WORK TO BE COMPLETED -> Collect all the lines that mention the word "位置将最大默认倾斜度打开大约".

RECORDS FOR PROCESSING ->
>> start

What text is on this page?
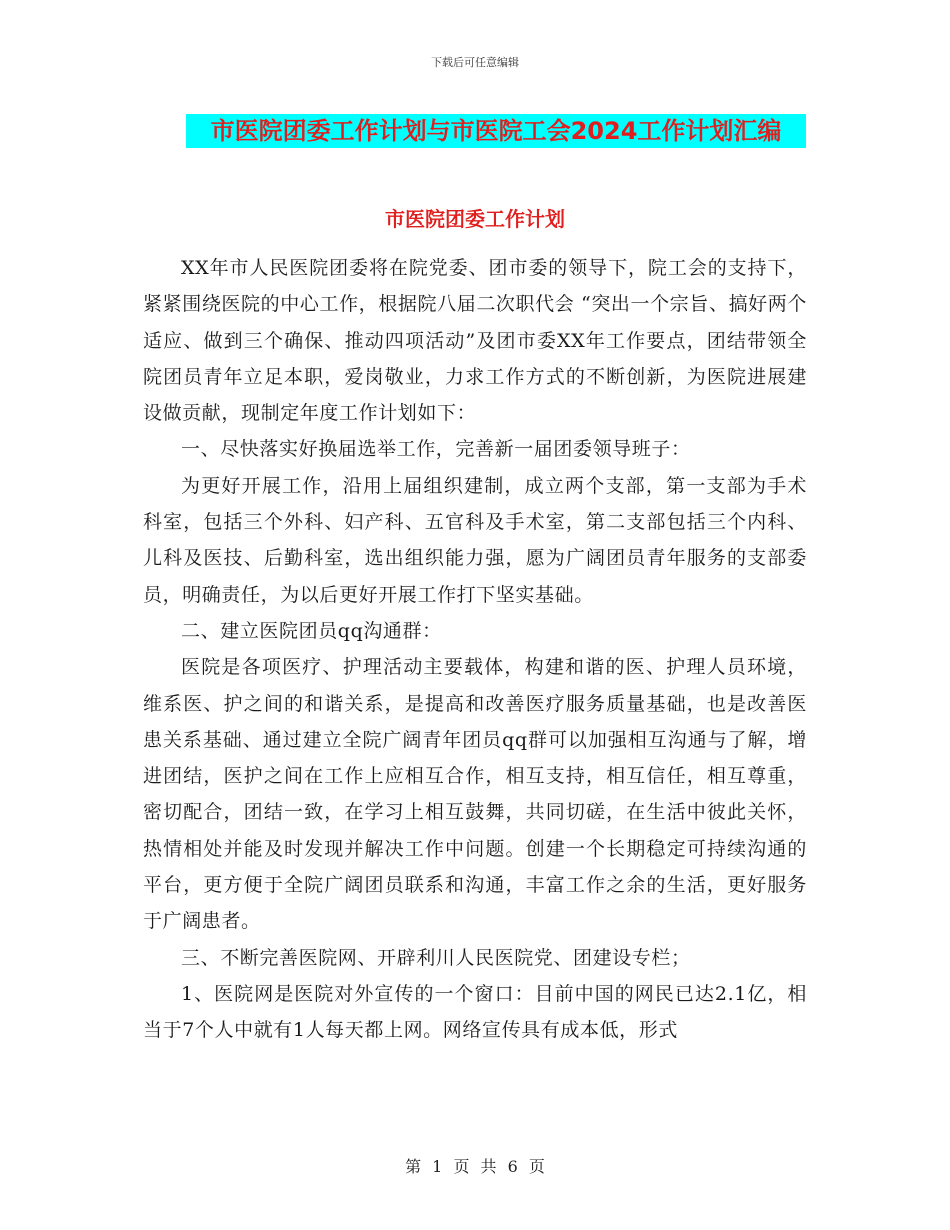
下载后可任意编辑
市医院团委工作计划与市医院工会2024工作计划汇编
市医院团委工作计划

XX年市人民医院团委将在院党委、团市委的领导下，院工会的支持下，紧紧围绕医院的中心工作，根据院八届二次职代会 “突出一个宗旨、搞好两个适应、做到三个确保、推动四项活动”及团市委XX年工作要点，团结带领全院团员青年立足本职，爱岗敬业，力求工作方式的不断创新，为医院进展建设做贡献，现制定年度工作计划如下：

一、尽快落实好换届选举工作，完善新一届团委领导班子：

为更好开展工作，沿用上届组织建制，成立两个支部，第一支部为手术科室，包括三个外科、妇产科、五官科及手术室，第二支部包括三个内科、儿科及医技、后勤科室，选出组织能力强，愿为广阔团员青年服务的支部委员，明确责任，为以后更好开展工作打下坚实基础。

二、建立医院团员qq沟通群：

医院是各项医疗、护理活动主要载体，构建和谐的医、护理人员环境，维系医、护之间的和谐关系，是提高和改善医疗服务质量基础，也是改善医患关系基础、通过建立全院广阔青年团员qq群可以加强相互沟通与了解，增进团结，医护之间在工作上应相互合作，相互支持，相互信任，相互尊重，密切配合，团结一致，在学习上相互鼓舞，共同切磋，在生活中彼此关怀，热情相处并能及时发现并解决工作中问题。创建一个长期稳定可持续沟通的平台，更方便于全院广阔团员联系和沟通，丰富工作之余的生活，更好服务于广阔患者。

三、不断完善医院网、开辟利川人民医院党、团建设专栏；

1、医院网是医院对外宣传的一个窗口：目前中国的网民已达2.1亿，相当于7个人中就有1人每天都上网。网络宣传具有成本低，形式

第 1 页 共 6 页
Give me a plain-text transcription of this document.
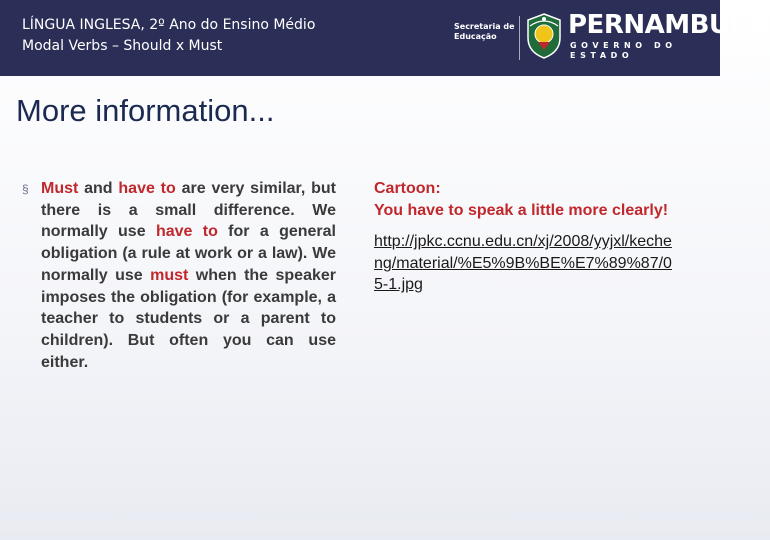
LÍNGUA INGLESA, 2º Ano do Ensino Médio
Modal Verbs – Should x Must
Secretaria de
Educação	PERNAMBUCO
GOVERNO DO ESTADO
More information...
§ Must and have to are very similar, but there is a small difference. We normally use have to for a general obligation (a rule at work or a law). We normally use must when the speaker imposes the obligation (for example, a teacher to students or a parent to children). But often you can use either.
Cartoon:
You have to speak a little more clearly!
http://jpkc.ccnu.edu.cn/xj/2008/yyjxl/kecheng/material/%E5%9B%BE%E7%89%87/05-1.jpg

>> end
>> start

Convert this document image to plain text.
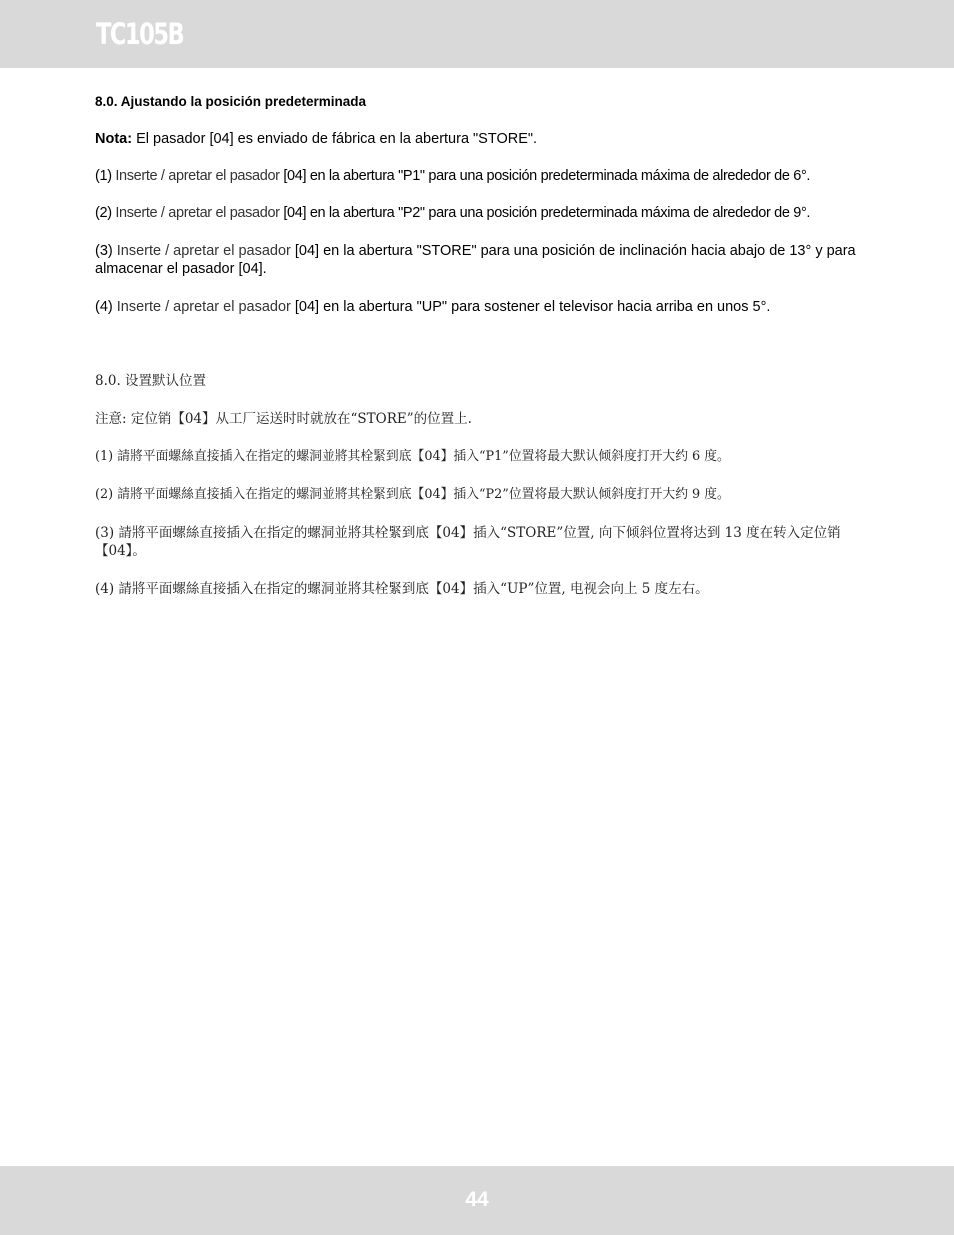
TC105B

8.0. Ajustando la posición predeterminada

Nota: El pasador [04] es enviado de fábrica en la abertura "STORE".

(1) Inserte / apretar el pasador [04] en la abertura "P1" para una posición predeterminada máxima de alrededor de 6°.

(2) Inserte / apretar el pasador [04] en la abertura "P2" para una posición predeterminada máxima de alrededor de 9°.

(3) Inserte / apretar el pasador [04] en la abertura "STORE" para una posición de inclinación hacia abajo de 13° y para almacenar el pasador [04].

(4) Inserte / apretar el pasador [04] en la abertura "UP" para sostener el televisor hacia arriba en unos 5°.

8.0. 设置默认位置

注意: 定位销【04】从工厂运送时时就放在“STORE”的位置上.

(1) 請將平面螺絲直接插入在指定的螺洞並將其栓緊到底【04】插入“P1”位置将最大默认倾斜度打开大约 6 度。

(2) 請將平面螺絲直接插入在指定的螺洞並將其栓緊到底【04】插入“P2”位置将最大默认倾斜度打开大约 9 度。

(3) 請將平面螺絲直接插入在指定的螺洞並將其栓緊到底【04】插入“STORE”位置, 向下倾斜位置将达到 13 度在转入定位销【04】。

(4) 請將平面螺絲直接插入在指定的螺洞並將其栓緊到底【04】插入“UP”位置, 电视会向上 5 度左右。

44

>> end

TASK RESULT ->
(1) 請將平面螺絲直接插入在指定的螺洞並將其栓緊到底【04】插入“P1”位置将最大默认倾斜度打开大约 6 度。
(2) 請將平面螺絲直接插入在指定的螺洞並將其栓緊到底【04】插入“P2”位置将最大默认倾斜度打开大约 9 度。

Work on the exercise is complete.